Stored data entries:
"""

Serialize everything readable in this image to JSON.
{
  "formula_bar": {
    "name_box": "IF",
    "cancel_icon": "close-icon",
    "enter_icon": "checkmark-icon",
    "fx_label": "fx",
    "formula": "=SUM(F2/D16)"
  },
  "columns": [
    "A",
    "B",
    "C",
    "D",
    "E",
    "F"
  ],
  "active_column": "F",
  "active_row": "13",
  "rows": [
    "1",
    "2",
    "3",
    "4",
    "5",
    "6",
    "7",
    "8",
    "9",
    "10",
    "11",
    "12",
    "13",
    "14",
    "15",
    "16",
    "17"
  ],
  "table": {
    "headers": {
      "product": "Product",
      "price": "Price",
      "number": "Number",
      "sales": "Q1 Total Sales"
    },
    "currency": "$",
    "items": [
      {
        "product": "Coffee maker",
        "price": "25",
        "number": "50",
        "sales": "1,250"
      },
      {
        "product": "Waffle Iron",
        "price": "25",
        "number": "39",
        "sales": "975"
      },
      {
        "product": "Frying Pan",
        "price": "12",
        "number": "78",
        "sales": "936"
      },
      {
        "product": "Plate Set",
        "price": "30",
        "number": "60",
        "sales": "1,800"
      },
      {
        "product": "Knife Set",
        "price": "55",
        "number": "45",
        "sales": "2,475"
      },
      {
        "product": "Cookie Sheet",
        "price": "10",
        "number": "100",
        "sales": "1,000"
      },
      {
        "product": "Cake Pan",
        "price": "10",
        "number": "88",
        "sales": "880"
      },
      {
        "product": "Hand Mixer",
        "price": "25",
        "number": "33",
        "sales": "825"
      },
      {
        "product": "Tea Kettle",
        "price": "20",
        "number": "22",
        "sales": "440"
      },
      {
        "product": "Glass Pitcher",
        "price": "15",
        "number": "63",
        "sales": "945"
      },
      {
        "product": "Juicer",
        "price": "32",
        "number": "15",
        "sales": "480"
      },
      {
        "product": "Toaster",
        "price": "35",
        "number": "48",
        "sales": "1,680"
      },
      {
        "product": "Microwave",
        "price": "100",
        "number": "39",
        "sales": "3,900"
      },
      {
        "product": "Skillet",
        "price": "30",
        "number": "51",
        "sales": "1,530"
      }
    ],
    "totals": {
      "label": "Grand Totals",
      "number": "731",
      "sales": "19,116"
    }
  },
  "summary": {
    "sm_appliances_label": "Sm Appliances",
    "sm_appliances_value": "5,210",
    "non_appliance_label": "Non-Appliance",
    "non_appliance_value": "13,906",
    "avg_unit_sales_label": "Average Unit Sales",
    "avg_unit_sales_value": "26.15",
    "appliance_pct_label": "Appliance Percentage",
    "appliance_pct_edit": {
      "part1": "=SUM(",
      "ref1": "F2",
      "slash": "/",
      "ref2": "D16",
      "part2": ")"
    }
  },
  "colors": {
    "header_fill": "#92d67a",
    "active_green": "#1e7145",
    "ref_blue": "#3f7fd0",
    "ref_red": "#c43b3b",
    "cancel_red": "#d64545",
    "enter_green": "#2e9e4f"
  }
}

"""

__Goal__
The records above should be duplicated in full, exactly as given.

__Task output__
Serialize everything readable in this image to JSON.
{
  "formula_bar": {
    "name_box": "IF",
    "cancel_icon": "close-icon",
    "enter_icon": "checkmark-icon",
    "fx_label": "fx",
    "formula": "=SUM(F2/D16)"
  },
  "columns": [
    "A",
    "B",
    "C",
    "D",
    "E",
    "F"
  ],
  "active_column": "F",
  "active_row": "13",
  "rows": [
    "1",
    "2",
    "3",
    "4",
    "5",
    "6",
    "7",
    "8",
    "9",
    "10",
    "11",
    "12",
    "13",
    "14",
    "15",
    "16",
    "17"
  ],
  "table": {
    "headers": {
      "product": "Product",
      "price": "Price",
      "number": "Number",
      "sales": "Q1 Total Sales"
    },
    "currency": "$",
    "items": [
      {
        "product": "Coffee maker",
        "price": "25",
        "number": "50",
        "sales": "1,250"
      },
      {
        "product": "Waffle Iron",
        "price": "25",
        "number": "39",
        "sales": "975"
      },
      {
        "product": "Frying Pan",
        "price": "12",
        "number": "78",
        "sales": "936"
      },
      {
        "product": "Plate Set",
        "price": "30",
        "number": "60",
        "sales": "1,800"
      },
      {
        "product": "Knife Set",
        "price": "55",
        "number": "45",
        "sales": "2,475"
      },
      {
        "product": "Cookie Sheet",
        "price": "10",
        "number": "100",
        "sales": "1,000"
      },
      {
        "product": "Cake Pan",
        "price": "10",
        "number": "88",
        "sales": "880"
      },
      {
        "product": "Hand Mixer",
        "price": "25",
        "number": "33",
        "sales": "825"
      },
      {
        "product": "Tea Kettle",
        "price": "20",
        "number": "22",
        "sales": "440"
      },
      {
        "product": "Glass Pitcher",
        "price": "15",
        "number": "63",
        "sales": "945"
      },
      {
        "product": "Juicer",
        "price": "32",
        "number": "15",
        "sales": "480"
      },
      {
        "product": "Toaster",
        "price": "35",
        "number": "48",
        "sales": "1,680"
      },
      {
        "product": "Microwave",
        "price": "100",
        "number": "39",
        "sales": "3,900"
      },
      {
        "product": "Skillet",
        "price": "30",
        "number": "51",
        "sales": "1,530"
      }
    ],
    "totals": {
      "label": "Grand Totals",
      "number": "731",
      "sales": "19,116"
    }
  },
  "summary": {
    "sm_appliances_label": "Sm Appliances",
    "sm_appliances_value": "5,210",
    "non_appliance_label": "Non-Appliance",
    "non_appliance_value": "13,906",
    "avg_unit_sales_label": "Average Unit Sales",
    "avg_unit_sales_value": "26.15",
    "appliance_pct_label": "Appliance Percentage",
    "appliance_pct_edit": {
      "part1": "=SUM(",
      "ref1": "F2",
      "slash": "/",
      "ref2": "D16",
      "part2": ")"
    }
  },
  "colors": {
    "header_fill": "#92d67a",
    "active_green": "#1e7145",
    "ref_blue": "#3f7fd0",
    "ref_red": "#c43b3b",
    "cancel_red": "#d64545",
    "enter_green": "#2e9e4f"
  }
}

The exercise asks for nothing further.